▶ [TASK REQUIREMENTS]:
a - Rewrite the travel article, everything from "Switzerland is among" down to "fares and timetables.", with "Belgium" in place of "Luxembourg".
b - Answer these questions on the travel article:
(i) According to the Post Office Travel Money report, how much more will it cost this year to fill up the tank abroad?
(ii) What is the price of a litre of diesel in Spain?
(iii) Which country cut its railways as part of its cost-cutting measures?

▶ [PROVIDED PASSAGE]:
I swapped packing light for taking half my wardrobe years ago. Who wants to spend their holiday down the local laundrette or stooped over the basin with the travel wash? I'm with those women who told the survey – almost a quarter of them – that "packing made them feel stressed".

I say just chuck in everything that looks vaguely appropriate. If you have to bring half of it home unworn, that's half the laundry done when you're back, too – what a bonus! But six bikinis? When did these women even have so much time to dedicate to shopping for swimwear? Behave.

You might have to adjust your holiday spends if you're driving to Europe this summer or intend to hire a car out there. According to a recent report from Post Office Travel Money, it will cost you 20 to 35 per cent more this year to fill up the tank abroad, thanks to the falling value of sterling.

Switzerland is among the most expensive places to buy petrol or diesel – the country hardly has a reputation for making your money go further, yet it was once the cheapest place to buy fuel. You'll do better money-wise in Luxembourg, where diesel costs £1.12 a litre and unleaded petrol £1.28. The rather more popular destination of Spain comes in second, with diesel at £1.21 and unleaded petrol £1.30.

You could, of course, take the train, an increasingly popular choice and not just for green-minded folk. From 2012, booking a ticket for a journey across Europe should start to become easier, thanks to a new regulation introduced by the European Commission this year aimed at standardising rail passenger data on fares and timetables.

The idea is to make it possible for different rail companies and ticket sellers to exchange vital reservation and ticketing information. Only a few main, international, direct cross-border routes currently offer this possibility, making journey planning an eye-crossing business.

EC vice-president Siim Kallas maintains that railway companies need to stop focusing on national markets and start looking at their international role. "If we are serious about getting people on to rail, and particularly about having rail compete with air travel over middle distances, then we need to offer rail passengers the seamless planning and ticketing offers that match the airlines," he said.

This brave new world of pan-European train travel will, inevitably, take a few years to roll out. But while booking a ticket might become easier, should more European economies go the way of Greece, which took a hefty axe to its railways as part of its cost-cutting measures, will the train services we're supposed to be looking forward to travelling on still exist?

▶ [AVAILABLE DATA]:
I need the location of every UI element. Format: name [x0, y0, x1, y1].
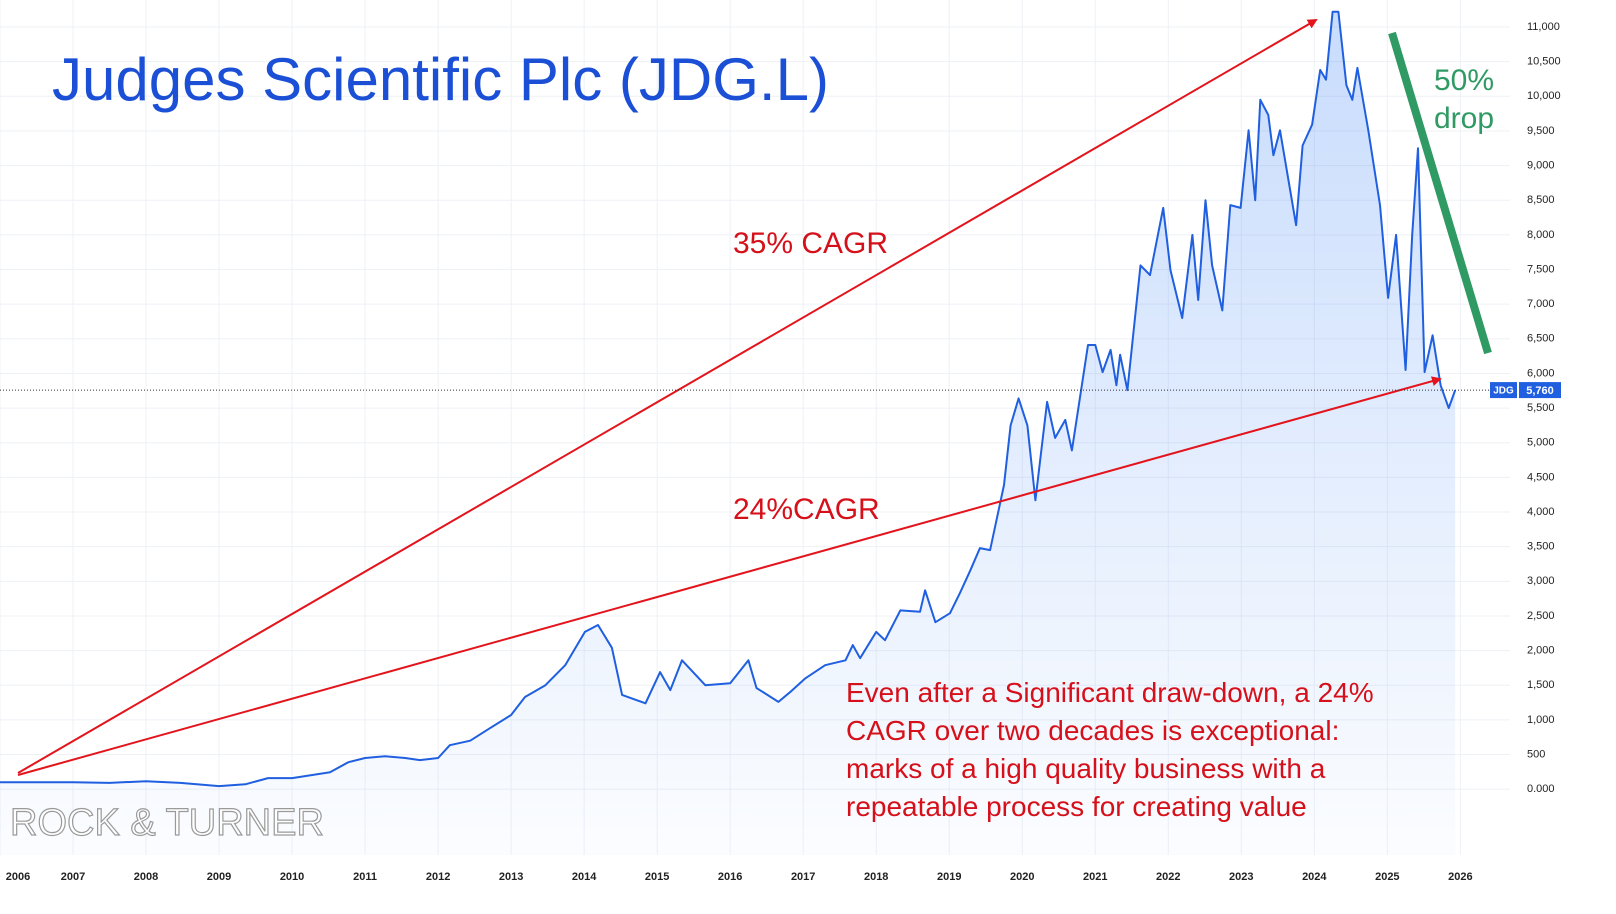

▶ [ANSWERS TO THE EXERCISES]:
a -
Switzerland is among the most expensive places to buy petrol or diesel – the country hardly has a reputation for making your money go further, yet it was once the cheapest place to buy fuel. You'll do better money-wise in Belgium, where diesel costs £1.12 a litre and unleaded petrol £1.28. The rather more popular destination of Spain comes in second, with diesel at £1.21 and unleaded petrol £1.30.

You could, of course, take the train, an increasingly popular choice and not just for green-minded folk. From 2012, booking a ticket for a journey across Europe should start to become easier, thanks to a new regulation introduced by the European Commission this year aimed at standardising rail passenger data on fares and timetables.

b -
(i) 20 to 35 per cent more
(ii) £1.21
(iii) Greece